■ **Problem requirements**
Identify the lines that contain the string "Siri" and copy all of them.

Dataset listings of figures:
START
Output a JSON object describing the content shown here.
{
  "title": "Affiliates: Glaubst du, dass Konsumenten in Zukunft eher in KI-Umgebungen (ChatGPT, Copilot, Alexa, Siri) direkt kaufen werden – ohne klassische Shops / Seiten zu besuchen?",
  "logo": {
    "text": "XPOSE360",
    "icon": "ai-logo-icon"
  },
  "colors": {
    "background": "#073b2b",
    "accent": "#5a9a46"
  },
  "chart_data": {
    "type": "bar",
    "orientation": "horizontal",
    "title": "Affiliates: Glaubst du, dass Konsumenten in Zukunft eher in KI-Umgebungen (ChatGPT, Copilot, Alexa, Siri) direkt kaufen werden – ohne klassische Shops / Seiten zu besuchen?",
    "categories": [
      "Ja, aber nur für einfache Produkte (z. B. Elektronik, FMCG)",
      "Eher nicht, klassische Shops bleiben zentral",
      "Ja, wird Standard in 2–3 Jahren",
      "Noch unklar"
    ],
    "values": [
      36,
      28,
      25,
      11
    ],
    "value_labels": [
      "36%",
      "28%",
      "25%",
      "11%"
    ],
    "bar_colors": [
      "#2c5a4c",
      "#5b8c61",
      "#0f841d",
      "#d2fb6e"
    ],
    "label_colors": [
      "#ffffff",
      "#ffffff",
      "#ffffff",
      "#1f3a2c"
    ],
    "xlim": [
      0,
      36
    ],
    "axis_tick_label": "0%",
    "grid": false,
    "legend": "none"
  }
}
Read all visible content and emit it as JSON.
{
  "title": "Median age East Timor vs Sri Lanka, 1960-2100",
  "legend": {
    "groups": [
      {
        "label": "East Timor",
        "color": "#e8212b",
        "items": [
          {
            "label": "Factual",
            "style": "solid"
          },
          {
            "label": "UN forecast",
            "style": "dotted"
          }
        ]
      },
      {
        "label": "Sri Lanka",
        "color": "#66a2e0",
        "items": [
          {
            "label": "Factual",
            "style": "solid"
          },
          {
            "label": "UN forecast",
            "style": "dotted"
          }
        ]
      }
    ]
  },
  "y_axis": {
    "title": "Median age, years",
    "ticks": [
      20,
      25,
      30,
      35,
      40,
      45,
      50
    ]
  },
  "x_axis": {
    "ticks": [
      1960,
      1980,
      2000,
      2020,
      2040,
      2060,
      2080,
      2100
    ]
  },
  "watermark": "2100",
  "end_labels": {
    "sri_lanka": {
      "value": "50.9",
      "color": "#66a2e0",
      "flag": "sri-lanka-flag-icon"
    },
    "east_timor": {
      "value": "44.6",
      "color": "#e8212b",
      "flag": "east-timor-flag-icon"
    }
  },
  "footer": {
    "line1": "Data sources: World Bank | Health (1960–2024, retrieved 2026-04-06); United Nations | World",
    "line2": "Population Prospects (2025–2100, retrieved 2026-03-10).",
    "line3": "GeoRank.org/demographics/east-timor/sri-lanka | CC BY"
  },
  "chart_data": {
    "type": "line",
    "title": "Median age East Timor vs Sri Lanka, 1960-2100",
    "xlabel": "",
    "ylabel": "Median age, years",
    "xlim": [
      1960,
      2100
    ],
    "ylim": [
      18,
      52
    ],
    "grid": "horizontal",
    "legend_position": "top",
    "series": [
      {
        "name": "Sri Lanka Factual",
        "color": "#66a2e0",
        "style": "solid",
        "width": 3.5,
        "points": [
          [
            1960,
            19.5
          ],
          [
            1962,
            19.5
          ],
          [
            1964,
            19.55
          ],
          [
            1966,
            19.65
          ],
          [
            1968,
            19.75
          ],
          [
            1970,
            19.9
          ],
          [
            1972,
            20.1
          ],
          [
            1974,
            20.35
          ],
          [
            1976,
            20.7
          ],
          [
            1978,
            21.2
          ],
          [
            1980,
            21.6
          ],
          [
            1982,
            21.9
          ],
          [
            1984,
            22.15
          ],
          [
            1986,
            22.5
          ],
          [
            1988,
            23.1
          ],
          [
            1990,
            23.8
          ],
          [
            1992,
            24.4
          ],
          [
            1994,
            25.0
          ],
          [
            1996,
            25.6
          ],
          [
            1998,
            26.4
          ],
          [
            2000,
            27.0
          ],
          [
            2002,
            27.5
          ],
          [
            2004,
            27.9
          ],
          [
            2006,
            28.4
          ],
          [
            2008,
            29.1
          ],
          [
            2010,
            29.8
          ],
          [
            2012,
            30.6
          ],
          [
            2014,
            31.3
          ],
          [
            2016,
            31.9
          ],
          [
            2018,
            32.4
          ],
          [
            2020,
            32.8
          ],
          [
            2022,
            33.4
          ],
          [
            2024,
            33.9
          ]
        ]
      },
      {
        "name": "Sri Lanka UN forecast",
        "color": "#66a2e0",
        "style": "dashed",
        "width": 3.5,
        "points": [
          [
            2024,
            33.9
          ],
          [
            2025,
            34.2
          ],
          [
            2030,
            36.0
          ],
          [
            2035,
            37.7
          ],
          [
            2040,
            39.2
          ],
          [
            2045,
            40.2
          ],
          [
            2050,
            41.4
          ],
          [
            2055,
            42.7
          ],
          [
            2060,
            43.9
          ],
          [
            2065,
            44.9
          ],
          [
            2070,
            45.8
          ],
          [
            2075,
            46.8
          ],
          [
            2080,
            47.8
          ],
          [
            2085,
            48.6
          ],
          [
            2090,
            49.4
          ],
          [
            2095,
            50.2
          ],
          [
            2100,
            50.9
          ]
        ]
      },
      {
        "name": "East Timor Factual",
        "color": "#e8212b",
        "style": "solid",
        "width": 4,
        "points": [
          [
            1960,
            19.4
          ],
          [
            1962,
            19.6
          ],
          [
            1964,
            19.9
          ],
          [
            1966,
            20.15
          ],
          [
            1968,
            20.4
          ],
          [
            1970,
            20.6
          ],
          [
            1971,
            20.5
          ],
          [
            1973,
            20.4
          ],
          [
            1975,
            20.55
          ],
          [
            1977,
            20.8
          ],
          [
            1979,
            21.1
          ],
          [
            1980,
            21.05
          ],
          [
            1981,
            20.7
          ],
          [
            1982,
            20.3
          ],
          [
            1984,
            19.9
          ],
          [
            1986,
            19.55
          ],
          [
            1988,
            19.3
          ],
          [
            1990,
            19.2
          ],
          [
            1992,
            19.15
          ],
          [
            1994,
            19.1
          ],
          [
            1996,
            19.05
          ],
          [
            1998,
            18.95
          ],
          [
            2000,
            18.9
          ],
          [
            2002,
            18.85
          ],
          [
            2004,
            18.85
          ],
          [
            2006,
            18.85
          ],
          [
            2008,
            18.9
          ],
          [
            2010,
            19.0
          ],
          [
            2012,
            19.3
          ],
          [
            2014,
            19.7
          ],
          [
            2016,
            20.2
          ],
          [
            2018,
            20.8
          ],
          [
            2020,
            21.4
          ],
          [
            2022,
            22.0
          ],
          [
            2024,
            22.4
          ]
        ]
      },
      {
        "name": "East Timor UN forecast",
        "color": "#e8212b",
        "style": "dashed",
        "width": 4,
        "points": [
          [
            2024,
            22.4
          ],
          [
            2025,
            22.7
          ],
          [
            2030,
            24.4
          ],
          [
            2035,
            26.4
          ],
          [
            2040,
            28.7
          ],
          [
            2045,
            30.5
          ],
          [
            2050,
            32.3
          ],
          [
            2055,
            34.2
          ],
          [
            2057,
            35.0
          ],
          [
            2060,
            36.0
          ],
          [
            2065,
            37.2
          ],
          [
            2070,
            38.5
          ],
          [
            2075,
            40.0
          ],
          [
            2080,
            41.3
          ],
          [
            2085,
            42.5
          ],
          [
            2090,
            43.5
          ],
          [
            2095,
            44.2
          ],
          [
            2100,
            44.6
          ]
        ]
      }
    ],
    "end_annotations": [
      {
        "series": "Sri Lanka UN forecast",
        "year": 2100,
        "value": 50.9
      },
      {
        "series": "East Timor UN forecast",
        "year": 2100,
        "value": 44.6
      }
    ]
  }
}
END
■ **Task answer**
  "title": "Affiliates: Glaubst du, dass Konsumenten in Zukunft eher in KI-Umgebungen (ChatGPT, Copilot, Alexa, Siri) direkt kaufen werden – ohne klassische Shops / Seiten zu besuchen?",
    "title": "Affiliates: Glaubst du, dass Konsumenten in Zukunft eher in KI-Umgebungen (ChatGPT, Copilot, Alexa, Siri) direkt kaufen werden – ohne klassische Shops / Seiten zu besuchen?",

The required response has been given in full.